===== Kutipan Berita
Senada dengan Andre, Sekretaris Jenderal Partai Demokrat, Hinca Panjaitan, menilai ucapan itu tak sesuai dengan kapasitas Jokowi sebagai kepala negara. Semestinya, menurut Hinca, dalam waktu pendaftaran Pilpres 2019 dan menjelang masa kampanye mendatang, Jokowi bisa beradu dengan pesaingnya dalam masalah gagasan. Apa yang diujarkan Jokowi justru menjadi bumerang karena terkesan mengajak untuk beradu dengan cara sebaliknya.

Tak ingin suasana semakin gaduh, pemerintah, diwakili Staf Khusus Presiden Bidang Komunikasi, Johan Budi, segera memberikan klarifikasi. Menurutnya, pernyataan Jokowi yang meminta relawannya agar berani berantem apabila mendapat serangan hanya kiasan belaka.

“Saya kira yang disampaikan oleh Pak Presiden Jokowi kiasan, berantem jangan diartikan secara fisik, bukan begitu,” kata Johan Budi di sela pembekalan bacaleg PDIP di Jakarta, seperti dikutip Antara, Minggu (5/8).

Di lain sisi, pengamat politik dari CSIS, Arya Vernandez, menegaskan, Jokowi mengatakan hal tersebut karena persaingan politik semakin ketat. Arya memandang Jokowi belum sampai pada tahap “panik,” tetapi baru pada tahap khawatir. Selain itu, kata Arya, Jokowi memang sedang berusaha untuk menguatkan dukungan dari para relawannya.

“Itu sinyal kepada relawan untuk terus solid dan 'mensolidasikan' diri untuk mendukung Jokowi. Dia juga mengkhawatirkan kampanye-kampanye berbasis isu negatif akan menguat,” kata Arya kepada Tirto.

Konsolidasi Internal?
==========
**Uraian Tugas**: Tuliskan persis bagian kutipan berita tentang ucapan Jokowi kepada relawannya, dari "Tak ingin suasana" sampai "dari para relawannya.", termasuk kedua bagian itu. Materi berikut berdiri sendiri dan terpisah dari kutipan berita.
===== Cuplikan Data
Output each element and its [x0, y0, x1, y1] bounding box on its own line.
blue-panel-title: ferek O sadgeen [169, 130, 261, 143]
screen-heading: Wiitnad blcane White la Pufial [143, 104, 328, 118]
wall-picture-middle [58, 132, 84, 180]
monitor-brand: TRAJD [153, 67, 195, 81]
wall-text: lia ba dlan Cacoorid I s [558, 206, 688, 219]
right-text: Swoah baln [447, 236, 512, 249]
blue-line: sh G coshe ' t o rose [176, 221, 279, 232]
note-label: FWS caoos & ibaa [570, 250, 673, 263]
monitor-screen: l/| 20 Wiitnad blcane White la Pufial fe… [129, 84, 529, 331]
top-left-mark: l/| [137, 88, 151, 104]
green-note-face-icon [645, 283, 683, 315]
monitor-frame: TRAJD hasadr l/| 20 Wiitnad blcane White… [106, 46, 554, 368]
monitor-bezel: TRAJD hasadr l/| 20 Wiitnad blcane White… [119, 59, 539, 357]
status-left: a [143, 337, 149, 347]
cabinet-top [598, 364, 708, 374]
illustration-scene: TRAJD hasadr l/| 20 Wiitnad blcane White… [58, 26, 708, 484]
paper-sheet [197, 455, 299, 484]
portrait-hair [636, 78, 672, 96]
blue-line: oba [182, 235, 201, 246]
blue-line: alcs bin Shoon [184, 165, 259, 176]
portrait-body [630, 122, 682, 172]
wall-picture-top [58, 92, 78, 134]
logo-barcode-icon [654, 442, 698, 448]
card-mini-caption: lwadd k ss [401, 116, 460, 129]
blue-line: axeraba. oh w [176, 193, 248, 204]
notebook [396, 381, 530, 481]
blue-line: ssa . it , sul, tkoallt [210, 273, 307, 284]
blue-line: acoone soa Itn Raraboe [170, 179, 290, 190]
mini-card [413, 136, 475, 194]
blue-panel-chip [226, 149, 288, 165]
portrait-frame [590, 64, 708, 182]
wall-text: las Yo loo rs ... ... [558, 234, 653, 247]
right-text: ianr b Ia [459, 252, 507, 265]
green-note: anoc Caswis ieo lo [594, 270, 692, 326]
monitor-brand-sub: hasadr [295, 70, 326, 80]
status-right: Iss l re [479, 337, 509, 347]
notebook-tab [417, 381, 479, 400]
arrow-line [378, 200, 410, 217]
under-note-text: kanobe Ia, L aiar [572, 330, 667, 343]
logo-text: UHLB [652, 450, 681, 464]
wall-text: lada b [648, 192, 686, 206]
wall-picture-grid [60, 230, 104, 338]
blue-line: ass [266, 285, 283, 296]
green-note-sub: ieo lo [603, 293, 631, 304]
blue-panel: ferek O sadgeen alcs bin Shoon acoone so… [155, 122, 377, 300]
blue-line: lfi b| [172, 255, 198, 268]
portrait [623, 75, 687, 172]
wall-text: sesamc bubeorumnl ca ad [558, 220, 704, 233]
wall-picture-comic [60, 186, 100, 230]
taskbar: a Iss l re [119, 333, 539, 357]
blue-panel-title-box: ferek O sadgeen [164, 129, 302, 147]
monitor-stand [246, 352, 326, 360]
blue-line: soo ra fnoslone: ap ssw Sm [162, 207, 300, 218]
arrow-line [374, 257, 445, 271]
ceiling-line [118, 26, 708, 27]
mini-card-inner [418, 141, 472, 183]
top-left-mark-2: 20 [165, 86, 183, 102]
==========
**Hasil Tugas**:
Tak ingin suasana semakin gaduh, pemerintah, diwakili Staf Khusus Presiden Bidang Komunikasi, Johan Budi, segera memberikan klarifikasi. Menurutnya, pernyataan Jokowi yang meminta relawannya agar berani berantem apabila mendapat serangan hanya kiasan belaka.

“Saya kira yang disampaikan oleh Pak Presiden Jokowi kiasan, berantem jangan diartikan secara fisik, bukan begitu,” kata Johan Budi di sela pembekalan bacaleg PDIP di Jakarta, seperti dikutip Antara, Minggu (5/8).

Di lain sisi, pengamat politik dari CSIS, Arya Vernandez, menegaskan, Jokowi mengatakan hal tersebut karena persaingan politik semakin ketat. Arya memandang Jokowi belum sampai pada tahap “panik,” tetapi baru pada tahap khawatir. Selain itu, kata Arya, Jokowi memang sedang berusaha untuk menguatkan dukungan dari para relawannya.